### EXERCISE DESCRIPTION
From the records below, pull each line that has "fundo".

[Dataset rows]
■ ■ ■ ■ ■ ■ ■

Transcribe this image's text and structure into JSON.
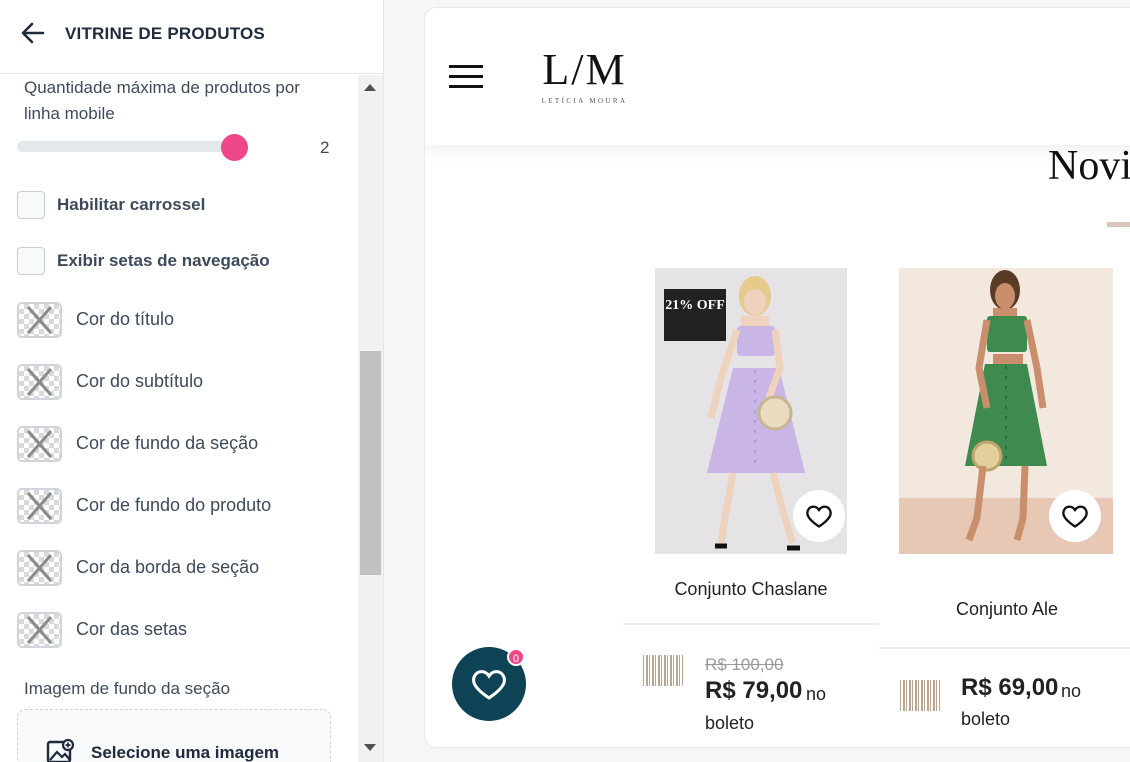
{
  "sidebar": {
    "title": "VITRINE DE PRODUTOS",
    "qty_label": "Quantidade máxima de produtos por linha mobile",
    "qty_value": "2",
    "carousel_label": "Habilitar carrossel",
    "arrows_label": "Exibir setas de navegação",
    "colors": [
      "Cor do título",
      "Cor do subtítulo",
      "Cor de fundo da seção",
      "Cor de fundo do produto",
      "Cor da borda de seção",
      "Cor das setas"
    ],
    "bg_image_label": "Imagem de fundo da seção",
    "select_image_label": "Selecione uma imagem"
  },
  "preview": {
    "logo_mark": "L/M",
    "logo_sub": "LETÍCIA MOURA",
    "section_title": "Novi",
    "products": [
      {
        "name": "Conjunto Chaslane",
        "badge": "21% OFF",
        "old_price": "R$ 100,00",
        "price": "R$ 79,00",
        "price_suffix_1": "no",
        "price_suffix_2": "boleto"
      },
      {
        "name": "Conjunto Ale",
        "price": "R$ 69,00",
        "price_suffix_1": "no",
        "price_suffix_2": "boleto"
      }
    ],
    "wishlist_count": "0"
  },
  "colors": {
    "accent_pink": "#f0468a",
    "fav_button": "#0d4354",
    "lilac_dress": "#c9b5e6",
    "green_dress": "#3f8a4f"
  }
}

■ ■ ■ ■ ■ ■ ■

### FINISHED TASK
      "Cor de fundo da seção",
      "Cor de fundo do produto",
    "bg_image_label": "Imagem de fundo da seção",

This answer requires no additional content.